» RECORDS SUPPLIED
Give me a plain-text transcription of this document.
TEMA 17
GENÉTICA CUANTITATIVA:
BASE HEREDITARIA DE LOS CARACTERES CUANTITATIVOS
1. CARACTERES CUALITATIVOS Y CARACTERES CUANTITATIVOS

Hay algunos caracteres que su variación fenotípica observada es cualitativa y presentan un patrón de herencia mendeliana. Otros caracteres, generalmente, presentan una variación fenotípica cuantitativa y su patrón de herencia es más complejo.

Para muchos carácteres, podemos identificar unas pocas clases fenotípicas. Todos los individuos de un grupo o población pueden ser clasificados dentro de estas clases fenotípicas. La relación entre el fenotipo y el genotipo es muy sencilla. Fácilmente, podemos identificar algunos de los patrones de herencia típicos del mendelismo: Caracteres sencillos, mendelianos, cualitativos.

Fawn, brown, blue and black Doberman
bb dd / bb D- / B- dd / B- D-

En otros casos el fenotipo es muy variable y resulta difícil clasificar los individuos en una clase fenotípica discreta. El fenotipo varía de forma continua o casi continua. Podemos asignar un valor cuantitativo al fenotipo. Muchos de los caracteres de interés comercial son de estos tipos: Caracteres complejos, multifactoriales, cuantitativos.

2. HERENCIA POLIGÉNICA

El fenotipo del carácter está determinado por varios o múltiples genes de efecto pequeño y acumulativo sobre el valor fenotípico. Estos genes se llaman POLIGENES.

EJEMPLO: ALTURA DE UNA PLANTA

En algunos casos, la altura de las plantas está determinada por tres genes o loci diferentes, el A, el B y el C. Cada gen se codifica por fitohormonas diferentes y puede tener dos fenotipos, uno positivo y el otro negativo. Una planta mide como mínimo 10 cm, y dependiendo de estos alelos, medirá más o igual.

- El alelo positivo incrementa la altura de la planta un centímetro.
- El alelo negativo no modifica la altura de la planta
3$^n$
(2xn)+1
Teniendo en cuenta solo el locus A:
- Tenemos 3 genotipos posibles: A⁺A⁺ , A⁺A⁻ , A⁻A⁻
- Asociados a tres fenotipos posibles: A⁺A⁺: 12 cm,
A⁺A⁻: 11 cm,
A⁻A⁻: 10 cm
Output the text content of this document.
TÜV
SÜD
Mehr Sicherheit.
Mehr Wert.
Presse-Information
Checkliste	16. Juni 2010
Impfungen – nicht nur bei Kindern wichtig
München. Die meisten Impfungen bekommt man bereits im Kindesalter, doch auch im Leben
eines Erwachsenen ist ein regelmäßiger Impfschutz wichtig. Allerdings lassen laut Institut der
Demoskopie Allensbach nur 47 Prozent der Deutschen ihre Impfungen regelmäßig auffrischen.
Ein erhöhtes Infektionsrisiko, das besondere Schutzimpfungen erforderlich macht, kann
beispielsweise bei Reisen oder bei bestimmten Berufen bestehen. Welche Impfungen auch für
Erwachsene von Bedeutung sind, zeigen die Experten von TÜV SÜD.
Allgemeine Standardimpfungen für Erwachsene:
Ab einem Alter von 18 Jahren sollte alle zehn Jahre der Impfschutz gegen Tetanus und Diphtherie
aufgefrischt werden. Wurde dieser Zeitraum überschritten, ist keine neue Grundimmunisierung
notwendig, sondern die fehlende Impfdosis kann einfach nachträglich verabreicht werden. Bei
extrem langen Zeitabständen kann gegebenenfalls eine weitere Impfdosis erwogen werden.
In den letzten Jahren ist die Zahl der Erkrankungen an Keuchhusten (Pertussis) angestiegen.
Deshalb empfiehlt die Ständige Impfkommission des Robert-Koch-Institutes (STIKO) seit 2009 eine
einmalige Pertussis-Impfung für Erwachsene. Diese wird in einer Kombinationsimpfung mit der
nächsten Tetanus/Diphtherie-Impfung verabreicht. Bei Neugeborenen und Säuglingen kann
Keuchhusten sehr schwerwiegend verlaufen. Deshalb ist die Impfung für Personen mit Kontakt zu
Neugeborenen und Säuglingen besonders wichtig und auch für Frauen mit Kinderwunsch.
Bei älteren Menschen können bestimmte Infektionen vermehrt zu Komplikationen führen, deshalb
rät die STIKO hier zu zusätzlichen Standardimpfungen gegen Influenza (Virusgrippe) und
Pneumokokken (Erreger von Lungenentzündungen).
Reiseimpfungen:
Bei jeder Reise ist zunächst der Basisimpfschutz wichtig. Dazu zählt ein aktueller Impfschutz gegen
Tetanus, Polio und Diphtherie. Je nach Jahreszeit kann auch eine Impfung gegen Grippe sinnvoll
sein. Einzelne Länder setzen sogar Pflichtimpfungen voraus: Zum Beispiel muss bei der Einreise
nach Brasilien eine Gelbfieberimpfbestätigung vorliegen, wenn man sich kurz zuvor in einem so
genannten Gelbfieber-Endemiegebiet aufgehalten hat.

» WHAT IS REQUIRED
Repeat the material above in full so that each line matches the original exactly.

» FINAL ANSWER
Give me a plain-text transcription of this document.
TEMA 17
GENÉTICA CUANTITATIVA:
BASE HEREDITARIA DE LOS CARACTERES CUANTITATIVOS
1. CARACTERES CUALITATIVOS Y CARACTERES CUANTITATIVOS

Hay algunos caracteres que su variación fenotípica observada es cualitativa y presentan un patrón de herencia mendeliana. Otros caracteres, generalmente, presentan una variación fenotípica cuantitativa y su patrón de herencia es más complejo.

Para muchos carácteres, podemos identificar unas pocas clases fenotípicas. Todos los individuos de un grupo o población pueden ser clasificados dentro de estas clases fenotípicas. La relación entre el fenotipo y el genotipo es muy sencilla. Fácilmente, podemos identificar algunos de los patrones de herencia típicos del mendelismo: Caracteres sencillos, mendelianos, cualitativos.

Fawn, brown, blue and black Doberman
bb dd / bb D- / B- dd / B- D-

En otros casos el fenotipo es muy variable y resulta difícil clasificar los individuos en una clase fenotípica discreta. El fenotipo varía de forma continua o casi continua. Podemos asignar un valor cuantitativo al fenotipo. Muchos de los caracteres de interés comercial son de estos tipos: Caracteres complejos, multifactoriales, cuantitativos.

2. HERENCIA POLIGÉNICA

El fenotipo del carácter está determinado por varios o múltiples genes de efecto pequeño y acumulativo sobre el valor fenotípico. Estos genes se llaman POLIGENES.

EJEMPLO: ALTURA DE UNA PLANTA

En algunos casos, la altura de las plantas está determinada por tres genes o loci diferentes, el A, el B y el C. Cada gen se codifica por fitohormonas diferentes y puede tener dos fenotipos, uno positivo y el otro negativo. Una planta mide como mínimo 10 cm, y dependiendo de estos alelos, medirá más o igual.

- El alelo positivo incrementa la altura de la planta un centímetro.
- El alelo negativo no modifica la altura de la planta
3$^n$
(2xn)+1
Teniendo en cuenta solo el locus A:
- Tenemos 3 genotipos posibles: A⁺A⁺ , A⁺A⁻ , A⁻A⁻
- Asociados a tres fenotipos posibles: A⁺A⁺: 12 cm,
A⁺A⁻: 11 cm,
A⁻A⁻: 10 cm
Output the text content of this document.
TÜV
SÜD
Mehr Sicherheit.
Mehr Wert.
Presse-Information
Checkliste	16. Juni 2010
Impfungen – nicht nur bei Kindern wichtig
München. Die meisten Impfungen bekommt man bereits im Kindesalter, doch auch im Leben
eines Erwachsenen ist ein regelmäßiger Impfschutz wichtig. Allerdings lassen laut Institut der
Demoskopie Allensbach nur 47 Prozent der Deutschen ihre Impfungen regelmäßig auffrischen.
Ein erhöhtes Infektionsrisiko, das besondere Schutzimpfungen erforderlich macht, kann
beispielsweise bei Reisen oder bei bestimmten Berufen bestehen. Welche Impfungen auch für
Erwachsene von Bedeutung sind, zeigen die Experten von TÜV SÜD.
Allgemeine Standardimpfungen für Erwachsene:
Ab einem Alter von 18 Jahren sollte alle zehn Jahre der Impfschutz gegen Tetanus und Diphtherie
aufgefrischt werden. Wurde dieser Zeitraum überschritten, ist keine neue Grundimmunisierung
notwendig, sondern die fehlende Impfdosis kann einfach nachträglich verabreicht werden. Bei
extrem langen Zeitabständen kann gegebenenfalls eine weitere Impfdosis erwogen werden.
In den letzten Jahren ist die Zahl der Erkrankungen an Keuchhusten (Pertussis) angestiegen.
Deshalb empfiehlt die Ständige Impfkommission des Robert-Koch-Institutes (STIKO) seit 2009 eine
einmalige Pertussis-Impfung für Erwachsene. Diese wird in einer Kombinationsimpfung mit der
nächsten Tetanus/Diphtherie-Impfung verabreicht. Bei Neugeborenen und Säuglingen kann
Keuchhusten sehr schwerwiegend verlaufen. Deshalb ist die Impfung für Personen mit Kontakt zu
Neugeborenen und Säuglingen besonders wichtig und auch für Frauen mit Kinderwunsch.
Bei älteren Menschen können bestimmte Infektionen vermehrt zu Komplikationen führen, deshalb
rät die STIKO hier zu zusätzlichen Standardimpfungen gegen Influenza (Virusgrippe) und
Pneumokokken (Erreger von Lungenentzündungen).
Reiseimpfungen:
Bei jeder Reise ist zunächst der Basisimpfschutz wichtig. Dazu zählt ein aktueller Impfschutz gegen
Tetanus, Polio und Diphtherie. Je nach Jahreszeit kann auch eine Impfung gegen Grippe sinnvoll
sein. Einzelne Länder setzen sogar Pflichtimpfungen voraus: Zum Beispiel muss bei der Einreise
nach Brasilien eine Gelbfieberimpfbestätigung vorliegen, wenn man sich kurz zuvor in einem so
genannten Gelbfieber-Endemiegebiet aufgehalten hat.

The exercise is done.